▸ **TASK BRIEF**: Copy out every line that contains the word "this".

▸ **MATERIAL TO PROCESS**:
** BEGIN **

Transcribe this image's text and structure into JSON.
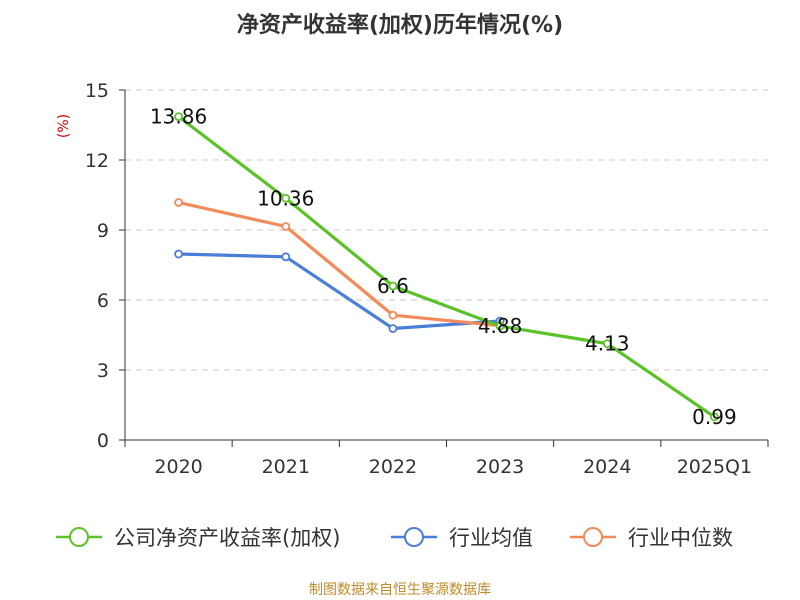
{
  "chart_data": {
    "type": "line",
    "title": "净资产收益率(加权)历年情况(%)",
    "ylabel": "(%)",
    "xlabel": "",
    "categories": [
      "2020",
      "2021",
      "2022",
      "2023",
      "2024",
      "2025Q1"
    ],
    "ylim": [
      0,
      15
    ],
    "yticks": [
      0,
      3,
      6,
      9,
      12,
      15
    ],
    "grid": true,
    "legend_position": "bottom",
    "series": [
      {
        "name": "公司净资产收益率(加权)",
        "color": "#5cc22a",
        "values": [
          13.86,
          10.36,
          6.6,
          4.88,
          4.13,
          0.99
        ],
        "data_labels": [
          "13.86",
          "10.36",
          "6.6",
          "4.88",
          "4.13",
          "0.99"
        ]
      },
      {
        "name": "行业均值",
        "color": "#4a7fd8",
        "values": [
          7.97,
          7.85,
          4.78,
          5.1,
          null,
          null
        ]
      },
      {
        "name": "行业中位数",
        "color": "#f28a5a",
        "values": [
          10.18,
          9.15,
          5.35,
          4.9,
          null,
          null
        ]
      }
    ],
    "source": "制图数据来自恒生聚源数据库"
  }
}
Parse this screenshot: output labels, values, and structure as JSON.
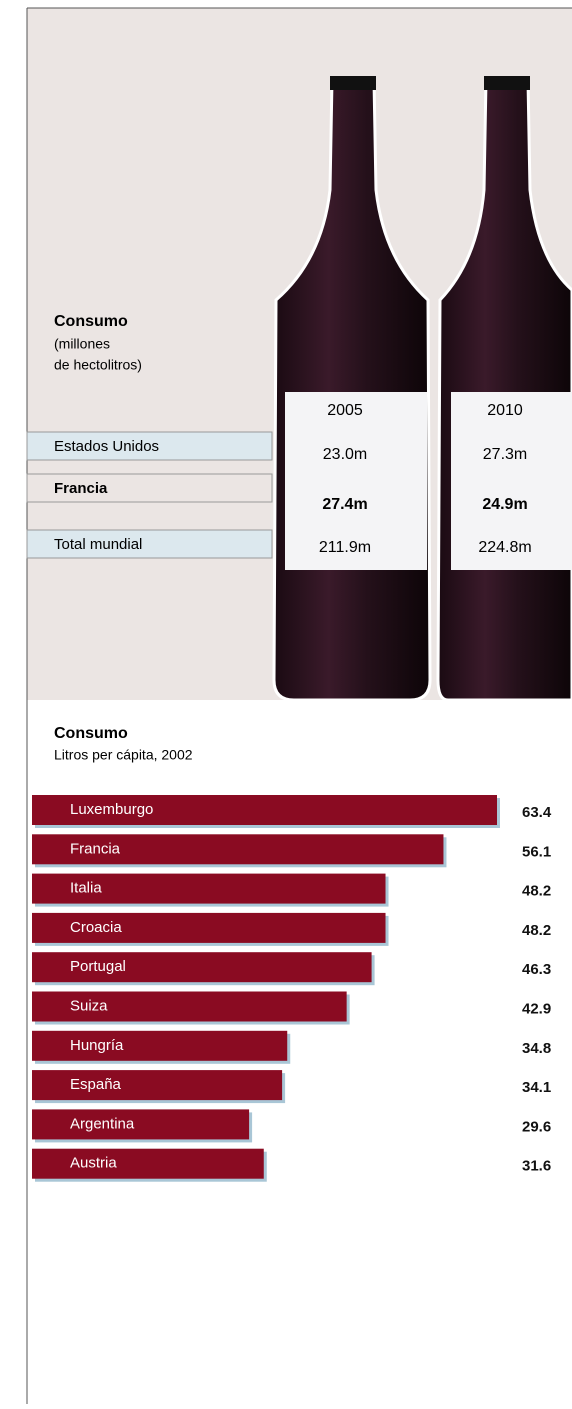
{
  "table": {
    "title": "Consumo",
    "note_lines": [
      "(millones",
      "de hectolitros)"
    ],
    "columns": [
      "2005",
      "2010"
    ],
    "rows": [
      {
        "label": "Estados Unidos",
        "cells": [
          "23.0m",
          "27.3m"
        ]
      },
      {
        "label": "Francia",
        "cells": [
          "27.4m",
          "24.9m"
        ]
      },
      {
        "label": "Total mundial",
        "cells": [
          "211.9m",
          "224.8m"
        ]
      }
    ]
  },
  "chart_data": {
    "type": "bar",
    "orientation": "horizontal",
    "title": "Consumo",
    "subtitle": "Litros per cápita, 2002",
    "categories": [
      "Luxemburgo",
      "Francia",
      "Italia",
      "Croacia",
      "Portugal",
      "Suiza",
      "Hungría",
      "España",
      "Argentina",
      "Austria"
    ],
    "values": [
      63.4,
      56.1,
      48.2,
      48.2,
      46.3,
      42.9,
      34.8,
      34.1,
      29.6,
      31.6
    ],
    "color": "#8a0b22"
  }
}
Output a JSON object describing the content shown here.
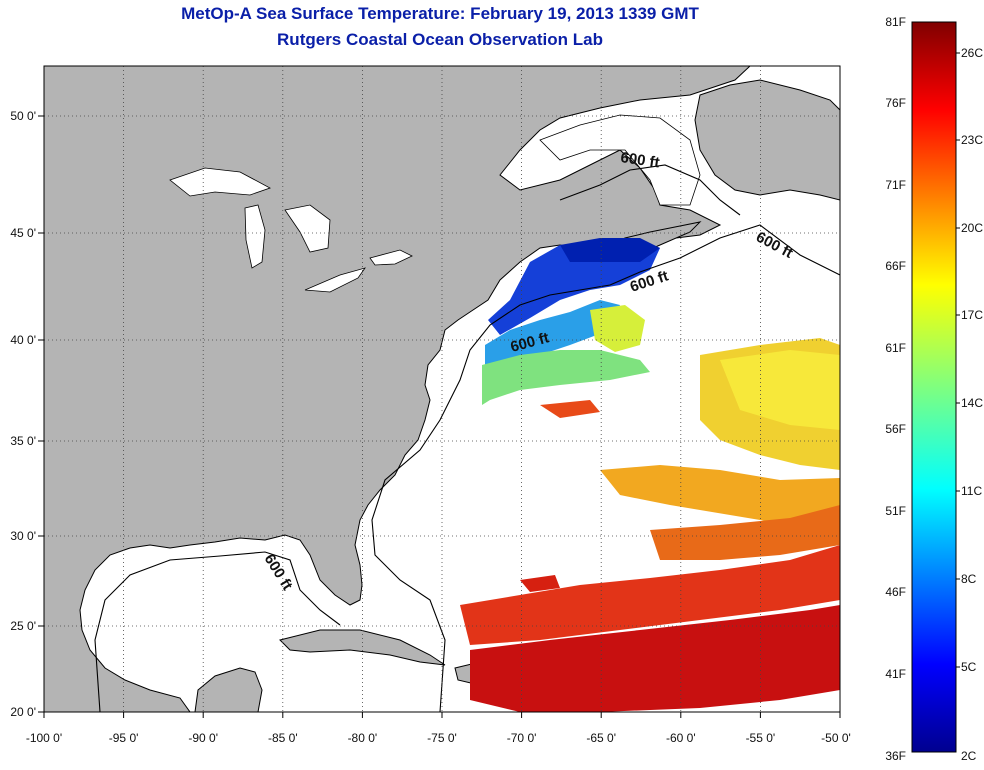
{
  "title": "MetOp-A Sea Surface Temperature:  February 19, 2013 1339 GMT",
  "subtitle": "Rutgers Coastal Ocean Observation Lab",
  "x_ticks": [
    "-100 0'",
    "-95 0'",
    "-90 0'",
    "-85 0'",
    "-80 0'",
    "-75 0'",
    "-70 0'",
    "-65 0'",
    "-60 0'",
    "-55 0'",
    "-50 0'"
  ],
  "y_ticks": [
    "50 0'",
    "45 0'",
    "40 0'",
    "35 0'",
    "30 0'",
    "25 0'",
    "20 0'"
  ],
  "contour_labels": [
    "600 ft",
    "600 ft",
    "600 ft",
    "600 ft",
    "600 ft"
  ],
  "colorbar": {
    "fahrenheit": [
      "81F",
      "76F",
      "71F",
      "66F",
      "61F",
      "56F",
      "51F",
      "46F",
      "41F",
      "36F"
    ],
    "celsius": [
      "26C",
      "23C",
      "20C",
      "17C",
      "14C",
      "11C",
      "8C",
      "5C",
      "2C"
    ]
  },
  "colors": {
    "title": "#0a1fa8",
    "land": "#b4b4b4",
    "ocean": "#ffffff",
    "grid": "#444444"
  }
}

** END **

▸ **OUTPUT**:
Transcribe this image's text and structure into JSON.
Parse this screenshot: output labels, values, and structure as JSON.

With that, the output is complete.